:: Material supplied

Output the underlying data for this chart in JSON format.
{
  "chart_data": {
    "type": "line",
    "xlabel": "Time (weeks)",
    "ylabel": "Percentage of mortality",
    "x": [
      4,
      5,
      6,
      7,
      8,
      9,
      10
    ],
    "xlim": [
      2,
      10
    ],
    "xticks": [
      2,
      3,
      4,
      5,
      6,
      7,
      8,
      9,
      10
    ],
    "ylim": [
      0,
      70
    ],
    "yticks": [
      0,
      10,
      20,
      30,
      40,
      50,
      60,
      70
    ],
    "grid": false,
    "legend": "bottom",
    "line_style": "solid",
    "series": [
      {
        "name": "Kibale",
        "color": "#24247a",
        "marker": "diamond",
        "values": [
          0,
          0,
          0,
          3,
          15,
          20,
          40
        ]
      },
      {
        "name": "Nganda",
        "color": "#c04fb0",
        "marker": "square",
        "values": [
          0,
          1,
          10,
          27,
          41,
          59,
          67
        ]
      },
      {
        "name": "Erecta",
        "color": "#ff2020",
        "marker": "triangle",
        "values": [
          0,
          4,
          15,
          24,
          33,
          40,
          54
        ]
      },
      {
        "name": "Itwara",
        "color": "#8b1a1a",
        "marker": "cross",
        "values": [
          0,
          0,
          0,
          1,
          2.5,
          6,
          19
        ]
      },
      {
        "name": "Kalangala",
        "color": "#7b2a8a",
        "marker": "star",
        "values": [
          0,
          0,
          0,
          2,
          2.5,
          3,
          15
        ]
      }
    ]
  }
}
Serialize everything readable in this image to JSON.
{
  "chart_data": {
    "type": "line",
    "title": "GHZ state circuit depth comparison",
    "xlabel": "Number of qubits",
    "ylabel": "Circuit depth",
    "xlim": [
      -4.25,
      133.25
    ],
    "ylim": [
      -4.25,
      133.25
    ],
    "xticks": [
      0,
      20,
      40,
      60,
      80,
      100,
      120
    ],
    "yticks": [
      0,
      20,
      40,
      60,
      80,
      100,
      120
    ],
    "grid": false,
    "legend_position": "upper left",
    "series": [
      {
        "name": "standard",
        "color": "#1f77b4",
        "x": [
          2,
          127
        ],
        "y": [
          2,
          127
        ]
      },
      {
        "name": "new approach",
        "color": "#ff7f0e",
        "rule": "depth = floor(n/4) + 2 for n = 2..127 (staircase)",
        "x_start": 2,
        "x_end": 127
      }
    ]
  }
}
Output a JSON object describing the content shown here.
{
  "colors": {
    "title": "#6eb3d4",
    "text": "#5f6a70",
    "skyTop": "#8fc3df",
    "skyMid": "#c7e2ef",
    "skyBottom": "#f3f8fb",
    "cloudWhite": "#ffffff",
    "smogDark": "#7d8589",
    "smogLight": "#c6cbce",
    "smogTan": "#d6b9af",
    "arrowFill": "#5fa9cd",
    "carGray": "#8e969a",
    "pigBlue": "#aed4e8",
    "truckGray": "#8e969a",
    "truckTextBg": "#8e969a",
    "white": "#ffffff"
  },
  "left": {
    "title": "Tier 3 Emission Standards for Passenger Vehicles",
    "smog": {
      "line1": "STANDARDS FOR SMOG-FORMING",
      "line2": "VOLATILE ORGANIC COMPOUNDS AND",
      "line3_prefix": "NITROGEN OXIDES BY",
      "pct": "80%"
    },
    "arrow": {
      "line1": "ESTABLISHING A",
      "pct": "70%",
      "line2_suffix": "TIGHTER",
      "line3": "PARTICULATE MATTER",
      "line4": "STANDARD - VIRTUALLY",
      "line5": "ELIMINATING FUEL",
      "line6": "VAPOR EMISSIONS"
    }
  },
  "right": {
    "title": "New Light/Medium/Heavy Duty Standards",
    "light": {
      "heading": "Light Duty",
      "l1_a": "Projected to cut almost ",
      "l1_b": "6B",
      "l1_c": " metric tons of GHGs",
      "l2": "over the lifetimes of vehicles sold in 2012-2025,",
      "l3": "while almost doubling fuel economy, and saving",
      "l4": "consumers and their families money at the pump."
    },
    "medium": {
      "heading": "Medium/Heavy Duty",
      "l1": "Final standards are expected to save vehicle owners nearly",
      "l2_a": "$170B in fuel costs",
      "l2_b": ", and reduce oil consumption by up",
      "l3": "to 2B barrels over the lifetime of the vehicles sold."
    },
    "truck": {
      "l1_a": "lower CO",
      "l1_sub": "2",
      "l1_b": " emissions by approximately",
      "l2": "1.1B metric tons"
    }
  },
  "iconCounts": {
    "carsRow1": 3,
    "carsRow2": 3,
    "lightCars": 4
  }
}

::::

Extract all of the data shown above and repeat it verbatim.

**Result**
Output the underlying data for this chart in JSON format.
{
  "chart_data": {
    "type": "line",
    "xlabel": "Time (weeks)",
    "ylabel": "Percentage of mortality",
    "x": [
      4,
      5,
      6,
      7,
      8,
      9,
      10
    ],
    "xlim": [
      2,
      10
    ],
    "xticks": [
      2,
      3,
      4,
      5,
      6,
      7,
      8,
      9,
      10
    ],
    "ylim": [
      0,
      70
    ],
    "yticks": [
      0,
      10,
      20,
      30,
      40,
      50,
      60,
      70
    ],
    "grid": false,
    "legend": "bottom",
    "line_style": "solid",
    "series": [
      {
        "name": "Kibale",
        "color": "#24247a",
        "marker": "diamond",
        "values": [
          0,
          0,
          0,
          3,
          15,
          20,
          40
        ]
      },
      {
        "name": "Nganda",
        "color": "#c04fb0",
        "marker": "square",
        "values": [
          0,
          1,
          10,
          27,
          41,
          59,
          67
        ]
      },
      {
        "name": "Erecta",
        "color": "#ff2020",
        "marker": "triangle",
        "values": [
          0,
          4,
          15,
          24,
          33,
          40,
          54
        ]
      },
      {
        "name": "Itwara",
        "color": "#8b1a1a",
        "marker": "cross",
        "values": [
          0,
          0,
          0,
          1,
          2.5,
          6,
          19
        ]
      },
      {
        "name": "Kalangala",
        "color": "#7b2a8a",
        "marker": "star",
        "values": [
          0,
          0,
          0,
          2,
          2.5,
          3,
          15
        ]
      }
    ]
  }
}
Serialize everything readable in this image to JSON.
{
  "chart_data": {
    "type": "line",
    "title": "GHZ state circuit depth comparison",
    "xlabel": "Number of qubits",
    "ylabel": "Circuit depth",
    "xlim": [
      -4.25,
      133.25
    ],
    "ylim": [
      -4.25,
      133.25
    ],
    "xticks": [
      0,
      20,
      40,
      60,
      80,
      100,
      120
    ],
    "yticks": [
      0,
      20,
      40,
      60,
      80,
      100,
      120
    ],
    "grid": false,
    "legend_position": "upper left",
    "series": [
      {
        "name": "standard",
        "color": "#1f77b4",
        "x": [
          2,
          127
        ],
        "y": [
          2,
          127
        ]
      },
      {
        "name": "new approach",
        "color": "#ff7f0e",
        "rule": "depth = floor(n/4) + 2 for n = 2..127 (staircase)",
        "x_start": 2,
        "x_end": 127
      }
    ]
  }
}
Output a JSON object describing the content shown here.
{
  "colors": {
    "title": "#6eb3d4",
    "text": "#5f6a70",
    "skyTop": "#8fc3df",
    "skyMid": "#c7e2ef",
    "skyBottom": "#f3f8fb",
    "cloudWhite": "#ffffff",
    "smogDark": "#7d8589",
    "smogLight": "#c6cbce",
    "smogTan": "#d6b9af",
    "arrowFill": "#5fa9cd",
    "carGray": "#8e969a",
    "pigBlue": "#aed4e8",
    "truckGray": "#8e969a",
    "truckTextBg": "#8e969a",
    "white": "#ffffff"
  },
  "left": {
    "title": "Tier 3 Emission Standards for Passenger Vehicles",
    "smog": {
      "line1": "STANDARDS FOR SMOG-FORMING",
      "line2": "VOLATILE ORGANIC COMPOUNDS AND",
      "line3_prefix": "NITROGEN OXIDES BY",
      "pct": "80%"
    },
    "arrow": {
      "line1": "ESTABLISHING A",
      "pct": "70%",
      "line2_suffix": "TIGHTER",
      "line3": "PARTICULATE MATTER",
      "line4": "STANDARD - VIRTUALLY",
      "line5": "ELIMINATING FUEL",
      "line6": "VAPOR EMISSIONS"
    }
  },
  "right": {
    "title": "New Light/Medium/Heavy Duty Standards",
    "light": {
      "heading": "Light Duty",
      "l1_a": "Projected to cut almost ",
      "l1_b": "6B",
      "l1_c": " metric tons of GHGs",
      "l2": "over the lifetimes of vehicles sold in 2012-2025,",
      "l3": "while almost doubling fuel economy, and saving",
      "l4": "consumers and their families money at the pump."
    },
    "medium": {
      "heading": "Medium/Heavy Duty",
      "l1": "Final standards are expected to save vehicle owners nearly",
      "l2_a": "$170B in fuel costs",
      "l2_b": ", and reduce oil consumption by up",
      "l3": "to 2B barrels over the lifetime of the vehicles sold."
    },
    "truck": {
      "l1_a": "lower CO",
      "l1_sub": "2",
      "l1_b": " emissions by approximately",
      "l2": "1.1B metric tons"
    }
  },
  "iconCounts": {
    "carsRow1": 3,
    "carsRow2": 3,
    "lightCars": 4
  }
}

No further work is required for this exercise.